— Start —

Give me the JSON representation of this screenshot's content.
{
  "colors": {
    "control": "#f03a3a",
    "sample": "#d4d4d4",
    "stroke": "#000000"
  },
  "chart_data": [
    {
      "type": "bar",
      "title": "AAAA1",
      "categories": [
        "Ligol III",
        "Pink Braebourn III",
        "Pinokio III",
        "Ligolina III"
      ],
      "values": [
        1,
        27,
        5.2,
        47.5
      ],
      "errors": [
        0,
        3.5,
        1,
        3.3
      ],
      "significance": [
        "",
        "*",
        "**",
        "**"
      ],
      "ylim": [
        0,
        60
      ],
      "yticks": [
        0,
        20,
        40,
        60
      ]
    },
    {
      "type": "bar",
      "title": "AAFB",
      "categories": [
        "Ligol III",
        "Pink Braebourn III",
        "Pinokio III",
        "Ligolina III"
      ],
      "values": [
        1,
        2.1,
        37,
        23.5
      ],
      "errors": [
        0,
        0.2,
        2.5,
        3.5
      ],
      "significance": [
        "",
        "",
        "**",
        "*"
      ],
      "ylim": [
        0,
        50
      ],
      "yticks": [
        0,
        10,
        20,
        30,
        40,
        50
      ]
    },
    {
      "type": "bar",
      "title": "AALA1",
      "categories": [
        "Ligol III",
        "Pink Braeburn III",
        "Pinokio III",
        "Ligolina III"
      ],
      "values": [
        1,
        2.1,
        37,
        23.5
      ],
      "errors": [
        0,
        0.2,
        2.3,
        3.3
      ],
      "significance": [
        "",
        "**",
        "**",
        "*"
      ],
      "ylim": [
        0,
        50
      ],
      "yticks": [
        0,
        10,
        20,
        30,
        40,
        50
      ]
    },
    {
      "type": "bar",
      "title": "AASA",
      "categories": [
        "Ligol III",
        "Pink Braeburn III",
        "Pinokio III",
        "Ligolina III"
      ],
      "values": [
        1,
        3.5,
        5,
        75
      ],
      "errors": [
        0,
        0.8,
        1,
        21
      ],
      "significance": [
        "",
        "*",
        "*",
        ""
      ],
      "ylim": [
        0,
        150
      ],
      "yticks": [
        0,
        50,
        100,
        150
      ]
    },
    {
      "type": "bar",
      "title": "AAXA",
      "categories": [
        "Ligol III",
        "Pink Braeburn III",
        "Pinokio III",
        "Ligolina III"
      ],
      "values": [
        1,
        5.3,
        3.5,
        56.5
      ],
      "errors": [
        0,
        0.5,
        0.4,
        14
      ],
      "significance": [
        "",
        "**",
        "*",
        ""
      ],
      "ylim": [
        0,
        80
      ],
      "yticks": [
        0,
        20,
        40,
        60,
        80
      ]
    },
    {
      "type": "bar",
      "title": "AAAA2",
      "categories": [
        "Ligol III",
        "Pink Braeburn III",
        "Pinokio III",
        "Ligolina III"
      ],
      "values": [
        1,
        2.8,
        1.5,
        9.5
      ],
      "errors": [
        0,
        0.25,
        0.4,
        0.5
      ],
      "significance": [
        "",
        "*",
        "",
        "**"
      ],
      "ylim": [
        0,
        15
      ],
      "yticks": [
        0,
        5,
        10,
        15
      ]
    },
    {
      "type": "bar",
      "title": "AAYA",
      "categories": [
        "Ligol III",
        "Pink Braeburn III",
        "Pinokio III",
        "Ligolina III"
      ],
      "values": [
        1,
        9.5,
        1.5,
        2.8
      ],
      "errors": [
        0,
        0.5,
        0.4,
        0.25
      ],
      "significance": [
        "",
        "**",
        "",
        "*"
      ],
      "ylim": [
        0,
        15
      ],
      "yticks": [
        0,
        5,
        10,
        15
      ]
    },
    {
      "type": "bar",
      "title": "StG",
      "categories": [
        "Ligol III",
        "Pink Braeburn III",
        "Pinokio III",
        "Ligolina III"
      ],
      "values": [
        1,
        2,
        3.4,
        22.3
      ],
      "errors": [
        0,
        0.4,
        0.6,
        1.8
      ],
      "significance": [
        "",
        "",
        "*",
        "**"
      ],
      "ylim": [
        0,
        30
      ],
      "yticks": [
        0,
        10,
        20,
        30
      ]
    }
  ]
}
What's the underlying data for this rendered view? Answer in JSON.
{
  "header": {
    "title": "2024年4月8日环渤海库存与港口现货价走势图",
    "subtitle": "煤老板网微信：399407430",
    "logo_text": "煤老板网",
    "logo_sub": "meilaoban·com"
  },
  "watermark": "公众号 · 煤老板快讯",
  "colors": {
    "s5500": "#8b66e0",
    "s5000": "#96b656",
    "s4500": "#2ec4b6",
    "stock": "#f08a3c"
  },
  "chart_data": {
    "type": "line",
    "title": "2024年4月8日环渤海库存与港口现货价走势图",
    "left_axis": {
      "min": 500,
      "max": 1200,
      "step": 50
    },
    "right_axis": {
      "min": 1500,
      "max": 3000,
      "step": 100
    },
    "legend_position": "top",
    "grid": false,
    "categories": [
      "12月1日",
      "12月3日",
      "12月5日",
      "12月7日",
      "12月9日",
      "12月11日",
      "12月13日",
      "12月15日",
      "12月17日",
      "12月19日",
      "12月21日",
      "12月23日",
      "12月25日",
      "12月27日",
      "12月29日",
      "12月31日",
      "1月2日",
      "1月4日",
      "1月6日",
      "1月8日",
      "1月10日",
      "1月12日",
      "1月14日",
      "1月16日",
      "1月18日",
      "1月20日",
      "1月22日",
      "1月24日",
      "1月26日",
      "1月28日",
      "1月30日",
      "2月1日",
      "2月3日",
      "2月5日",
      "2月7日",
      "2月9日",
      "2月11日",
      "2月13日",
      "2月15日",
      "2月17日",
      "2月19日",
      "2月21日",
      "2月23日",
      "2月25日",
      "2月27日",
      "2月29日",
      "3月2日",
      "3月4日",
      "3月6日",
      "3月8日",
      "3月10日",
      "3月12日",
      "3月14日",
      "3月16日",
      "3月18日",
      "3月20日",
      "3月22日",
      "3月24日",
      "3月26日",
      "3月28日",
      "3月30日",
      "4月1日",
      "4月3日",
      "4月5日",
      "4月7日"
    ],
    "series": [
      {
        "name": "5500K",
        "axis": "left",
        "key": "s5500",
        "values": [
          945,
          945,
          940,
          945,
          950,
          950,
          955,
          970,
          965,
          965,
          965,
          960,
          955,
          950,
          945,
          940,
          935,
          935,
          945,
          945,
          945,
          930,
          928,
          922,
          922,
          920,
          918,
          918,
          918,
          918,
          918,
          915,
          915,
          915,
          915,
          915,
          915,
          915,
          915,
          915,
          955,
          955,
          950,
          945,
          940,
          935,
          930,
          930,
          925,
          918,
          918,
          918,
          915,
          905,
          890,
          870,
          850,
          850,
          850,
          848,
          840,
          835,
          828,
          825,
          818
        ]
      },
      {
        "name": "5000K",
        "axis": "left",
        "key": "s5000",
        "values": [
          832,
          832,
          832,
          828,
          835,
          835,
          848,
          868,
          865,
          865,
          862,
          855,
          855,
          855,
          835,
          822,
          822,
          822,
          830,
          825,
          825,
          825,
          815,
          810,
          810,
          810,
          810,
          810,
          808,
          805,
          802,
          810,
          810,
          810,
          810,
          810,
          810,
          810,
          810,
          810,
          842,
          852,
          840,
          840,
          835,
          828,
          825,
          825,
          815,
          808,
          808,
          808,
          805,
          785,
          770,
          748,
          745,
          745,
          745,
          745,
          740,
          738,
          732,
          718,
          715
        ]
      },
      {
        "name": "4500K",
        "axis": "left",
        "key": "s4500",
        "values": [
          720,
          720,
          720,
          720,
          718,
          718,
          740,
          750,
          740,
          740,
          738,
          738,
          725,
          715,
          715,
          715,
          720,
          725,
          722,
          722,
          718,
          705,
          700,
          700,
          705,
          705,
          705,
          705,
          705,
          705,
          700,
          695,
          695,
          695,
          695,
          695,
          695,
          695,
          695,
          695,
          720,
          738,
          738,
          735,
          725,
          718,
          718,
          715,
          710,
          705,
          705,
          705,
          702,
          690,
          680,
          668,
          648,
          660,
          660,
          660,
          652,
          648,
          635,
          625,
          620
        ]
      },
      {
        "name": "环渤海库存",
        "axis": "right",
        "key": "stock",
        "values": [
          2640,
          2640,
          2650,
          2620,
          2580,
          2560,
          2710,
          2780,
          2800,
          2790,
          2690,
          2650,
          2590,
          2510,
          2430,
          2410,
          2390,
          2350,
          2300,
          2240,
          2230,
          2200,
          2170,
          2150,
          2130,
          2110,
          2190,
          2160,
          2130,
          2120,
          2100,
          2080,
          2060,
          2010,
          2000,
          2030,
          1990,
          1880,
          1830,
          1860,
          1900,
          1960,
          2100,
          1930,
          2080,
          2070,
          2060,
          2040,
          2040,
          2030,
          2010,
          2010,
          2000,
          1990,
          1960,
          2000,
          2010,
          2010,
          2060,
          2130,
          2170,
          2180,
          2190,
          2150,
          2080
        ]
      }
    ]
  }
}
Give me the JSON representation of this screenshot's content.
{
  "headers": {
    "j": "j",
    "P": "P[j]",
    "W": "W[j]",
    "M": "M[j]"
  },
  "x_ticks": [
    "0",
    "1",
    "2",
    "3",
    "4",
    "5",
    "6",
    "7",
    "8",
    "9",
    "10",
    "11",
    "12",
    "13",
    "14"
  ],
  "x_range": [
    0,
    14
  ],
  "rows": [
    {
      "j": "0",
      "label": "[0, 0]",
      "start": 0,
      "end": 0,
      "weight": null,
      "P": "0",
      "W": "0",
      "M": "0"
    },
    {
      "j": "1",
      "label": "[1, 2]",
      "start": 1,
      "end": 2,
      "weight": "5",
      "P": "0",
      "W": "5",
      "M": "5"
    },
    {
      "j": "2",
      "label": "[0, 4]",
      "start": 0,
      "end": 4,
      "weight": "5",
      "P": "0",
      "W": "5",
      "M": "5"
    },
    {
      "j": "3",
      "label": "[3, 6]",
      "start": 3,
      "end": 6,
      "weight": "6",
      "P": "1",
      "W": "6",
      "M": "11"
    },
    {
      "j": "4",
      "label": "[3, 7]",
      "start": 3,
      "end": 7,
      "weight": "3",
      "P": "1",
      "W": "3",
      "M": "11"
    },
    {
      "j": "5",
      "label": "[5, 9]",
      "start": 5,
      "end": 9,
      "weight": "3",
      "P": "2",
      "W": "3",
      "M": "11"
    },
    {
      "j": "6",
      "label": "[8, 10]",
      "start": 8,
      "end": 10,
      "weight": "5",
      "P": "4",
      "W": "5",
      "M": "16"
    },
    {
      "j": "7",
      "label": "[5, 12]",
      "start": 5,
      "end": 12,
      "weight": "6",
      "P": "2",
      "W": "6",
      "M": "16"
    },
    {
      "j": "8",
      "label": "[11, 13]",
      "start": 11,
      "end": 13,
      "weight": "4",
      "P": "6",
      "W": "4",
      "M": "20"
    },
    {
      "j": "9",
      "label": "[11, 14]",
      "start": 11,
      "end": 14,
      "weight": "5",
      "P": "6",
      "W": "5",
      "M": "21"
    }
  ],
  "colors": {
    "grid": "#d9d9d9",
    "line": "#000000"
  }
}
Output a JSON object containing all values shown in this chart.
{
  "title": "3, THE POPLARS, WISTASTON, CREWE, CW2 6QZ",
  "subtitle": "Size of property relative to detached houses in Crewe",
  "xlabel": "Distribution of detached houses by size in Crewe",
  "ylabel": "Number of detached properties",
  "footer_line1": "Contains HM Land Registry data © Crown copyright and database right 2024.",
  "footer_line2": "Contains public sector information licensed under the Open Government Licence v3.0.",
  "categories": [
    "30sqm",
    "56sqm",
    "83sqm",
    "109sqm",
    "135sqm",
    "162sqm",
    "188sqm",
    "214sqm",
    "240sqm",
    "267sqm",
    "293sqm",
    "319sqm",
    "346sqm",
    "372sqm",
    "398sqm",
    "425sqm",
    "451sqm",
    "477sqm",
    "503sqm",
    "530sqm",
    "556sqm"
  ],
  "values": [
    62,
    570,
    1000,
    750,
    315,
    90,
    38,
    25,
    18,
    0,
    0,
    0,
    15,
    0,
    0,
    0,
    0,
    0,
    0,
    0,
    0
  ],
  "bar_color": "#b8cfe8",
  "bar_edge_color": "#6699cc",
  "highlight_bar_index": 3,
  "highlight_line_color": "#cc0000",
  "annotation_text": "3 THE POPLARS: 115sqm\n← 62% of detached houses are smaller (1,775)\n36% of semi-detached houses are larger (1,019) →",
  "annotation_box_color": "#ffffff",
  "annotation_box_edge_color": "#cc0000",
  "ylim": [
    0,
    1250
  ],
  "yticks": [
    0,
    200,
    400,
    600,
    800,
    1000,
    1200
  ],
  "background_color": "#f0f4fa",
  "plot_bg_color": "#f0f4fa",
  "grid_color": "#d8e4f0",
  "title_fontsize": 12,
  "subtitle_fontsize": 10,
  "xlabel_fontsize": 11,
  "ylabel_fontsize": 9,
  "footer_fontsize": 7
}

— End —

### Aim of the task
Scan the entries above for the word "POPLARS" and collect each line holding it.

### Exercise response
  "title": "3, THE POPLARS, WISTASTON, CREWE, CW2 6QZ",
  "annotation_text": "3 THE POPLARS: 115sqm\n← 62% of detached houses are smaller (1,775)\n36% of semi-detached houses are larger (1,019) →",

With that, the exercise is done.